··· EXCERPTED DATA

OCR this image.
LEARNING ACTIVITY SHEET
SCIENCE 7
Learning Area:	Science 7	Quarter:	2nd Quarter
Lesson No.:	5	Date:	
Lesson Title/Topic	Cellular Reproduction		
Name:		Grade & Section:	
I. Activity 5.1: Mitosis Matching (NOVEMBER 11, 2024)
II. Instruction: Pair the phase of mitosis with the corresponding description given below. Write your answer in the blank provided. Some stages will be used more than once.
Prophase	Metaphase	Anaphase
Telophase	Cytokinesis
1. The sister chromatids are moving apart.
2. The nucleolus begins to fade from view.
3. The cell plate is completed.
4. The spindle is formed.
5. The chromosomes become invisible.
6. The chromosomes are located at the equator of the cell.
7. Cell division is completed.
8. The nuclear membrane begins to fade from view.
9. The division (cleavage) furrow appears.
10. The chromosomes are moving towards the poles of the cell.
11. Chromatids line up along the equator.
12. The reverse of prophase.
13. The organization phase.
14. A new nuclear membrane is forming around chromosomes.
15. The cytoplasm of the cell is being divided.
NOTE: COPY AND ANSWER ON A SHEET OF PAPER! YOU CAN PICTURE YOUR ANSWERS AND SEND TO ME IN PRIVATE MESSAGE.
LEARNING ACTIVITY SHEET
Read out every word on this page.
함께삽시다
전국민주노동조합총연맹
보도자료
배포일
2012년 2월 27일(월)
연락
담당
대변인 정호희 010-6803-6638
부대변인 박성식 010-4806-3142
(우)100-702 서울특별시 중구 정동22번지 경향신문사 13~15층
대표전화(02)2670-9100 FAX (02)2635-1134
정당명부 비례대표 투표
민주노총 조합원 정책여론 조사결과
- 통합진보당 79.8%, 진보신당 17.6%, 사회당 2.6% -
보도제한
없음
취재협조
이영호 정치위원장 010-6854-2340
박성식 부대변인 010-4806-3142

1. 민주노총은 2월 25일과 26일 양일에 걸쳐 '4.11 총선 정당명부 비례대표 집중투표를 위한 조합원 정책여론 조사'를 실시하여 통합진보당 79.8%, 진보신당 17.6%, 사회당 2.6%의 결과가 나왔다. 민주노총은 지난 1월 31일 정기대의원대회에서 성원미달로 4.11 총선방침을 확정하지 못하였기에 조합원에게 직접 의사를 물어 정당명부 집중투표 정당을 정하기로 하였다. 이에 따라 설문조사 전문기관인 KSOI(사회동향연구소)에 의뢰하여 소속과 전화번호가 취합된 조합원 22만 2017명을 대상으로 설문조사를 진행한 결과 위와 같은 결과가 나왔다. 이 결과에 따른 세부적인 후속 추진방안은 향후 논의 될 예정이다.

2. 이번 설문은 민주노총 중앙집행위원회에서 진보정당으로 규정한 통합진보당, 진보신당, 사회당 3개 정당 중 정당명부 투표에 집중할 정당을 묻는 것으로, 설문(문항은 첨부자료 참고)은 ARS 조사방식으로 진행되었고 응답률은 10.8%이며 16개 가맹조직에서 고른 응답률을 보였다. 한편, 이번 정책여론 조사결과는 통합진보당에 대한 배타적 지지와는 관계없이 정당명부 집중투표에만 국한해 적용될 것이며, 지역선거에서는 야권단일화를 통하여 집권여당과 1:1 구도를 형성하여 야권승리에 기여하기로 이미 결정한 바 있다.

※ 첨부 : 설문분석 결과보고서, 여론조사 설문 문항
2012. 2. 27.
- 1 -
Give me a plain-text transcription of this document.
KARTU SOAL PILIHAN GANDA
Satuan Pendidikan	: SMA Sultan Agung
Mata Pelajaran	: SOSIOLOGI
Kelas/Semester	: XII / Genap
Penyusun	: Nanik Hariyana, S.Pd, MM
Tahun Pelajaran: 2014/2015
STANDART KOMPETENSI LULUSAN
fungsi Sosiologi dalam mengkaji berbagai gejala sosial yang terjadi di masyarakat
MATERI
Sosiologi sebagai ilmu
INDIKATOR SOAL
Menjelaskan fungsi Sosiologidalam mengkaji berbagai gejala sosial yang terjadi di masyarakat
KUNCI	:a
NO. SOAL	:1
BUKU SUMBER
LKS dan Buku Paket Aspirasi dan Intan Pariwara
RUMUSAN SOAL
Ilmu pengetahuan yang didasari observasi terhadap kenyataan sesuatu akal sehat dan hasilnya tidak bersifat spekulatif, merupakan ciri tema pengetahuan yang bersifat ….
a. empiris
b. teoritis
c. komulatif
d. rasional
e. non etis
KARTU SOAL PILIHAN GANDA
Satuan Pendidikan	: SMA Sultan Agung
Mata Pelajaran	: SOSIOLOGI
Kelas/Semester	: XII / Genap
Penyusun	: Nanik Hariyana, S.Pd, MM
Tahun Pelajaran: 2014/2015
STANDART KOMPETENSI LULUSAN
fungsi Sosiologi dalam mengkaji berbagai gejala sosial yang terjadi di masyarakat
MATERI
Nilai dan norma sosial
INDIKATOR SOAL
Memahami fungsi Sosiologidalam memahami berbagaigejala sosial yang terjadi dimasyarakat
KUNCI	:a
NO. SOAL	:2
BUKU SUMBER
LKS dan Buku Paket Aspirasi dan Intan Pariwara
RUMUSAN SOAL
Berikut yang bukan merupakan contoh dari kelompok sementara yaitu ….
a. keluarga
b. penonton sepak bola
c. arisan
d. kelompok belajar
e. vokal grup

······

- **WHAT YOU NEED TO DO**: Print the records above exactly as they appear.

- **IN RESPONSE**:
OCR this image.
LEARNING ACTIVITY SHEET
SCIENCE 7
Learning Area:	Science 7	Quarter:	2nd Quarter
Lesson No.:	5	Date:	
Lesson Title/Topic	Cellular Reproduction		
Name:		Grade & Section:	
I. Activity 5.1: Mitosis Matching (NOVEMBER 11, 2024)
II. Instruction: Pair the phase of mitosis with the corresponding description given below. Write your answer in the blank provided. Some stages will be used more than once.
Prophase	Metaphase	Anaphase
Telophase	Cytokinesis
1. The sister chromatids are moving apart.
2. The nucleolus begins to fade from view.
3. The cell plate is completed.
4. The spindle is formed.
5. The chromosomes become invisible.
6. The chromosomes are located at the equator of the cell.
7. Cell division is completed.
8. The nuclear membrane begins to fade from view.
9. The division (cleavage) furrow appears.
10. The chromosomes are moving towards the poles of the cell.
11. Chromatids line up along the equator.
12. The reverse of prophase.
13. The organization phase.
14. A new nuclear membrane is forming around chromosomes.
15. The cytoplasm of the cell is being divided.
NOTE: COPY AND ANSWER ON A SHEET OF PAPER! YOU CAN PICTURE YOUR ANSWERS AND SEND TO ME IN PRIVATE MESSAGE.
LEARNING ACTIVITY SHEET
Read out every word on this page.
함께삽시다
전국민주노동조합총연맹
보도자료
배포일
2012년 2월 27일(월)
연락
담당
대변인 정호희 010-6803-6638
부대변인 박성식 010-4806-3142
(우)100-702 서울특별시 중구 정동22번지 경향신문사 13~15층
대표전화(02)2670-9100 FAX (02)2635-1134
정당명부 비례대표 투표
민주노총 조합원 정책여론 조사결과
- 통합진보당 79.8%, 진보신당 17.6%, 사회당 2.6% -
보도제한
없음
취재협조
이영호 정치위원장 010-6854-2340
박성식 부대변인 010-4806-3142

1. 민주노총은 2월 25일과 26일 양일에 걸쳐 '4.11 총선 정당명부 비례대표 집중투표를 위한 조합원 정책여론 조사'를 실시하여 통합진보당 79.8%, 진보신당 17.6%, 사회당 2.6%의 결과가 나왔다. 민주노총은 지난 1월 31일 정기대의원대회에서 성원미달로 4.11 총선방침을 확정하지 못하였기에 조합원에게 직접 의사를 물어 정당명부 집중투표 정당을 정하기로 하였다. 이에 따라 설문조사 전문기관인 KSOI(사회동향연구소)에 의뢰하여 소속과 전화번호가 취합된 조합원 22만 2017명을 대상으로 설문조사를 진행한 결과 위와 같은 결과가 나왔다. 이 결과에 따른 세부적인 후속 추진방안은 향후 논의 될 예정이다.

2. 이번 설문은 민주노총 중앙집행위원회에서 진보정당으로 규정한 통합진보당, 진보신당, 사회당 3개 정당 중 정당명부 투표에 집중할 정당을 묻는 것으로, 설문(문항은 첨부자료 참고)은 ARS 조사방식으로 진행되었고 응답률은 10.8%이며 16개 가맹조직에서 고른 응답률을 보였다. 한편, 이번 정책여론 조사결과는 통합진보당에 대한 배타적 지지와는 관계없이 정당명부 집중투표에만 국한해 적용될 것이며, 지역선거에서는 야권단일화를 통하여 집권여당과 1:1 구도를 형성하여 야권승리에 기여하기로 이미 결정한 바 있다.

※ 첨부 : 설문분석 결과보고서, 여론조사 설문 문항
2012. 2. 27.
- 1 -
Give me a plain-text transcription of this document.
KARTU SOAL PILIHAN GANDA
Satuan Pendidikan	: SMA Sultan Agung
Mata Pelajaran	: SOSIOLOGI
Kelas/Semester	: XII / Genap
Penyusun	: Nanik Hariyana, S.Pd, MM
Tahun Pelajaran: 2014/2015
STANDART KOMPETENSI LULUSAN
fungsi Sosiologi dalam mengkaji berbagai gejala sosial yang terjadi di masyarakat
MATERI
Sosiologi sebagai ilmu
INDIKATOR SOAL
Menjelaskan fungsi Sosiologidalam mengkaji berbagai gejala sosial yang terjadi di masyarakat
KUNCI	:a
NO. SOAL	:1
BUKU SUMBER
LKS dan Buku Paket Aspirasi dan Intan Pariwara
RUMUSAN SOAL
Ilmu pengetahuan yang didasari observasi terhadap kenyataan sesuatu akal sehat dan hasilnya tidak bersifat spekulatif, merupakan ciri tema pengetahuan yang bersifat ….
a. empiris
b. teoritis
c. komulatif
d. rasional
e. non etis
KARTU SOAL PILIHAN GANDA
Satuan Pendidikan	: SMA Sultan Agung
Mata Pelajaran	: SOSIOLOGI
Kelas/Semester	: XII / Genap
Penyusun	: Nanik Hariyana, S.Pd, MM
Tahun Pelajaran: 2014/2015
STANDART KOMPETENSI LULUSAN
fungsi Sosiologi dalam mengkaji berbagai gejala sosial yang terjadi di masyarakat
MATERI
Nilai dan norma sosial
INDIKATOR SOAL
Memahami fungsi Sosiologidalam memahami berbagaigejala sosial yang terjadi dimasyarakat
KUNCI	:a
NO. SOAL	:2
BUKU SUMBER
LKS dan Buku Paket Aspirasi dan Intan Pariwara
RUMUSAN SOAL
Berikut yang bukan merupakan contoh dari kelompok sementara yaitu ….
a. keluarga
b. penonton sepak bola
c. arisan
d. kelompok belajar
e. vokal grup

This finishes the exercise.